* [SET PROBLEM] Filter the entries, keeping every line with the word "Risks".

(Records from a dataset)

* start *

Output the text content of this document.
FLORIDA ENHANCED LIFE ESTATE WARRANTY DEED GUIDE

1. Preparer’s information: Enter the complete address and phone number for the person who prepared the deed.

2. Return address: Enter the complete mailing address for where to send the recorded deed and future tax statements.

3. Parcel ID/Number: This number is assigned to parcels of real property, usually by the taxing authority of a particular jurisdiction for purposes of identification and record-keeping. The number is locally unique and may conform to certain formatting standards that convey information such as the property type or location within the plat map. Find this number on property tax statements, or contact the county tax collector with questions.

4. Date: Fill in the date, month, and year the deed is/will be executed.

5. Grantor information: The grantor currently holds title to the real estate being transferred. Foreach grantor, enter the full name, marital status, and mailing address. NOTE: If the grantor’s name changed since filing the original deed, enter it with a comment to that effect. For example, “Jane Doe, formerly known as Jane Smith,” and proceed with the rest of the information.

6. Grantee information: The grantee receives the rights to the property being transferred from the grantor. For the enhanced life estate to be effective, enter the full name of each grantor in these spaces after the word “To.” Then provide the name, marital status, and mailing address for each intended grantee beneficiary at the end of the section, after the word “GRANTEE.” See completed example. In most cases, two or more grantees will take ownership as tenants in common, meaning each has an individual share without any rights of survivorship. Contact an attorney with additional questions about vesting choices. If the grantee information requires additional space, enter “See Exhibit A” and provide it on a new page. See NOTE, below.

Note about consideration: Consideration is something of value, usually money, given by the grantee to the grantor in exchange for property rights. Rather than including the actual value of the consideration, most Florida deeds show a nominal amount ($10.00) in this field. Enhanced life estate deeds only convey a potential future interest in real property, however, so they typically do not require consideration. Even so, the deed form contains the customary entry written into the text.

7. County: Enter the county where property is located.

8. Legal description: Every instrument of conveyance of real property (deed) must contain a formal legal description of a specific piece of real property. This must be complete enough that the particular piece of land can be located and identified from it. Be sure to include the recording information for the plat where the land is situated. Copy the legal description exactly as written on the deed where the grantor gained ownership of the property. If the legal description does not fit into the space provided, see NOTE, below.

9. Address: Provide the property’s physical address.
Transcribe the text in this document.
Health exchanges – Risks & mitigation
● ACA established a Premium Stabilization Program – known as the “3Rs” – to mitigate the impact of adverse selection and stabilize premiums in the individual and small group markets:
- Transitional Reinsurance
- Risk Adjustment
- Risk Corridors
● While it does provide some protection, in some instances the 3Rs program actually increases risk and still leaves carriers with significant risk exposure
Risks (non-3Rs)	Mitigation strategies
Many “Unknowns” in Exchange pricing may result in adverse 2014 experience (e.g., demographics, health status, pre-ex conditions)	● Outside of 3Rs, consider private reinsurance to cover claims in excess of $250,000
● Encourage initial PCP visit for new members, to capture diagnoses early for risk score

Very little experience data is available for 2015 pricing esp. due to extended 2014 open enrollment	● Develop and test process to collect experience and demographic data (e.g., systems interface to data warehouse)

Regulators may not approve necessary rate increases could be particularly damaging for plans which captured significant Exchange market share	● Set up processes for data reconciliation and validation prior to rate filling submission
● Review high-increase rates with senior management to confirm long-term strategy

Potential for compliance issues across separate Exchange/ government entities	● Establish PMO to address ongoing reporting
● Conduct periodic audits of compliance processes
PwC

* end *

* [COMPLETE ANSWER]
Health exchanges – Risks & mitigation
Risks (non-3Rs)	Mitigation strategies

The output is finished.